## start Source data

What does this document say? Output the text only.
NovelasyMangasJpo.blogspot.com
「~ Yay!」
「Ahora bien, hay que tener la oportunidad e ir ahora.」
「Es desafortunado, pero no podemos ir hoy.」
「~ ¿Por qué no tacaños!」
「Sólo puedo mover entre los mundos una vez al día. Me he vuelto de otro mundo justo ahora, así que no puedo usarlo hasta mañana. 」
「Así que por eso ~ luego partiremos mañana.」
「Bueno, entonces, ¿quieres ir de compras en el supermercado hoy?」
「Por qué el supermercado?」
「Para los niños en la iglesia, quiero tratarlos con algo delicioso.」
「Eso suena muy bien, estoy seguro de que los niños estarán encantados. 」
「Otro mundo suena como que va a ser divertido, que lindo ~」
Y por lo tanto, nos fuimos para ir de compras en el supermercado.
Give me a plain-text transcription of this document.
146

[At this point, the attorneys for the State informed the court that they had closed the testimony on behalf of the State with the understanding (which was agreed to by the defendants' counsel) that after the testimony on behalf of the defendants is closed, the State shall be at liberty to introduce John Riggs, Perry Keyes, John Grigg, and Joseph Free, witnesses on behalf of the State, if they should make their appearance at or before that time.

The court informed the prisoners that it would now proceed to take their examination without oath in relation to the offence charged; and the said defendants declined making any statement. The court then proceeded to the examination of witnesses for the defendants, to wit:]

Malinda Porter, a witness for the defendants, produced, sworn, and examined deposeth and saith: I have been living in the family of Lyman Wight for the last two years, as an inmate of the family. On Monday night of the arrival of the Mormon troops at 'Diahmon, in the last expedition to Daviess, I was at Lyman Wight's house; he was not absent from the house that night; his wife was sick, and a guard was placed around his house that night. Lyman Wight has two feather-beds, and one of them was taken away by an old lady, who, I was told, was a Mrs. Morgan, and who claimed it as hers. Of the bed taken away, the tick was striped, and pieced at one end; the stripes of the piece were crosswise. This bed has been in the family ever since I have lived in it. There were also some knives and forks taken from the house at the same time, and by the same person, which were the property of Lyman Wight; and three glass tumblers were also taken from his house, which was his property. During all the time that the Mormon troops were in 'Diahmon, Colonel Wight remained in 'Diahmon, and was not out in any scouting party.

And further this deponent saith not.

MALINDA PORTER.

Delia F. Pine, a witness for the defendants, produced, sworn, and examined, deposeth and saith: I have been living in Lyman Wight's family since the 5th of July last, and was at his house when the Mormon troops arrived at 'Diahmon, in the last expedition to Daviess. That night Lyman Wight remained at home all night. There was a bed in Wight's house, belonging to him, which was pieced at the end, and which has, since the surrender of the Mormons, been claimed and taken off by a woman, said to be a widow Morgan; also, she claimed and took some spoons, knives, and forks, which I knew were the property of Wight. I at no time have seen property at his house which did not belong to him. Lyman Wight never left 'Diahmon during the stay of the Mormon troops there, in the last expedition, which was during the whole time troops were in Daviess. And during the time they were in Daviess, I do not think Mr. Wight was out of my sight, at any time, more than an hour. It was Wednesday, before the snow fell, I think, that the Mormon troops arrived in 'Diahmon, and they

## end Source data

● **Instruction**
Take the records above and return them exactly as written.

● **Written response**
What does this document say? Output the text only.
NovelasyMangasJpo.blogspot.com
「~ Yay!」
「Ahora bien, hay que tener la oportunidad e ir ahora.」
「Es desafortunado, pero no podemos ir hoy.」
「~ ¿Por qué no tacaños!」
「Sólo puedo mover entre los mundos una vez al día. Me he vuelto de otro mundo justo ahora, así que no puedo usarlo hasta mañana. 」
「Así que por eso ~ luego partiremos mañana.」
「Bueno, entonces, ¿quieres ir de compras en el supermercado hoy?」
「Por qué el supermercado?」
「Para los niños en la iglesia, quiero tratarlos con algo delicioso.」
「Eso suena muy bien, estoy seguro de que los niños estarán encantados. 」
「Otro mundo suena como que va a ser divertido, que lindo ~」
Y por lo tanto, nos fuimos para ir de compras en el supermercado.
Give me a plain-text transcription of this document.
146

[At this point, the attorneys for the State informed the court that they had closed the testimony on behalf of the State with the understanding (which was agreed to by the defendants' counsel) that after the testimony on behalf of the defendants is closed, the State shall be at liberty to introduce John Riggs, Perry Keyes, John Grigg, and Joseph Free, witnesses on behalf of the State, if they should make their appearance at or before that time.

The court informed the prisoners that it would now proceed to take their examination without oath in relation to the offence charged; and the said defendants declined making any statement. The court then proceeded to the examination of witnesses for the defendants, to wit:]

Malinda Porter, a witness for the defendants, produced, sworn, and examined deposeth and saith: I have been living in the family of Lyman Wight for the last two years, as an inmate of the family. On Monday night of the arrival of the Mormon troops at 'Diahmon, in the last expedition to Daviess, I was at Lyman Wight's house; he was not absent from the house that night; his wife was sick, and a guard was placed around his house that night. Lyman Wight has two feather-beds, and one of them was taken away by an old lady, who, I was told, was a Mrs. Morgan, and who claimed it as hers. Of the bed taken away, the tick was striped, and pieced at one end; the stripes of the piece were crosswise. This bed has been in the family ever since I have lived in it. There were also some knives and forks taken from the house at the same time, and by the same person, which were the property of Lyman Wight; and three glass tumblers were also taken from his house, which was his property. During all the time that the Mormon troops were in 'Diahmon, Colonel Wight remained in 'Diahmon, and was not out in any scouting party.

And further this deponent saith not.

MALINDA PORTER.

Delia F. Pine, a witness for the defendants, produced, sworn, and examined, deposeth and saith: I have been living in Lyman Wight's family since the 5th of July last, and was at his house when the Mormon troops arrived at 'Diahmon, in the last expedition to Daviess. That night Lyman Wight remained at home all night. There was a bed in Wight's house, belonging to him, which was pieced at the end, and which has, since the surrender of the Mormons, been claimed and taken off by a woman, said to be a widow Morgan; also, she claimed and took some spoons, knives, and forks, which I knew were the property of Wight. I at no time have seen property at his house which did not belong to him. Lyman Wight never left 'Diahmon during the stay of the Mormon troops there, in the last expedition, which was during the whole time troops were in Daviess. And during the time they were in Daviess, I do not think Mr. Wight was out of my sight, at any time, more than an hour. It was Wednesday, before the snow fell, I think, that the Mormon troops arrived in 'Diahmon, and they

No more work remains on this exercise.